Instructions for the task:
Pick out each line containing the string "更换图片" and copy it.

— begin —

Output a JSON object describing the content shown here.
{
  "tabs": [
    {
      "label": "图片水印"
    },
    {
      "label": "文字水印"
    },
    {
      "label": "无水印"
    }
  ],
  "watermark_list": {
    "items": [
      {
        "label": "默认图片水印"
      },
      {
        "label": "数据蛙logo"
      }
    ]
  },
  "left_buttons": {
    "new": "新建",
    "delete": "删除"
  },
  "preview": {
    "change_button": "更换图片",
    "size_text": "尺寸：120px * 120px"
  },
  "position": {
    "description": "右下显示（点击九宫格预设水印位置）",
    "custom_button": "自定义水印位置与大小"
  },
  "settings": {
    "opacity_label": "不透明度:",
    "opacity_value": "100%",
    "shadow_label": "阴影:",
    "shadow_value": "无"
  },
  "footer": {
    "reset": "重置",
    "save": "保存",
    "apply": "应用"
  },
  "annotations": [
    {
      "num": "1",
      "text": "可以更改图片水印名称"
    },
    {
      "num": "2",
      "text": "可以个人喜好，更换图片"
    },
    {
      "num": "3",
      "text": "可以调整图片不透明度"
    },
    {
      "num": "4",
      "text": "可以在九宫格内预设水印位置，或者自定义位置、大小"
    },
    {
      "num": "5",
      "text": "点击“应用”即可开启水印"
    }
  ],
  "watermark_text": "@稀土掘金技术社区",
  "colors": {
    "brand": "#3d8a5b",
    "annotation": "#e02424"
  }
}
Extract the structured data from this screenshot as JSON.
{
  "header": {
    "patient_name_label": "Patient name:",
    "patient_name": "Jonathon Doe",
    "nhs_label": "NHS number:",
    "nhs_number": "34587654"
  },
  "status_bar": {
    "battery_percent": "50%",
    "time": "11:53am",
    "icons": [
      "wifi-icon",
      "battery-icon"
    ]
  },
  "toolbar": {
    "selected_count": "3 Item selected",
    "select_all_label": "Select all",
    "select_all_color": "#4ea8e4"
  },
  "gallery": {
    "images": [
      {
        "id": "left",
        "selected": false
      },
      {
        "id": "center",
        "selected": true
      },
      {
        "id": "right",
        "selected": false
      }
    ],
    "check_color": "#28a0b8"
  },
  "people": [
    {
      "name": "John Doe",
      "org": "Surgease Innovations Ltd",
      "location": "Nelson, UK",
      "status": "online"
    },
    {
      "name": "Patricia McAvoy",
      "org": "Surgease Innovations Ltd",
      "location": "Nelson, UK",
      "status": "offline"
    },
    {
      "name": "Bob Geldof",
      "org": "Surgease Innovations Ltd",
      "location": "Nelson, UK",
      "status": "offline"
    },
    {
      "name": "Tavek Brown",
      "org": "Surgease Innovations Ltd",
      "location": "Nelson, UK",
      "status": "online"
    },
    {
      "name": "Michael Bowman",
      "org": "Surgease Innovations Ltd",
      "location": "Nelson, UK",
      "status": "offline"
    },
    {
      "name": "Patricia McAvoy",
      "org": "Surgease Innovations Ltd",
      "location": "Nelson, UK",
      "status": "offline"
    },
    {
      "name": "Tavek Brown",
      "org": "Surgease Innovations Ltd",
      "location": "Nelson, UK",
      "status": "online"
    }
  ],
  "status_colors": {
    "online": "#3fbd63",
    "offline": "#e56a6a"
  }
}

— end —

The reply:
    "change_button": "更换图片",
      "text": "可以个人喜好，更换图片"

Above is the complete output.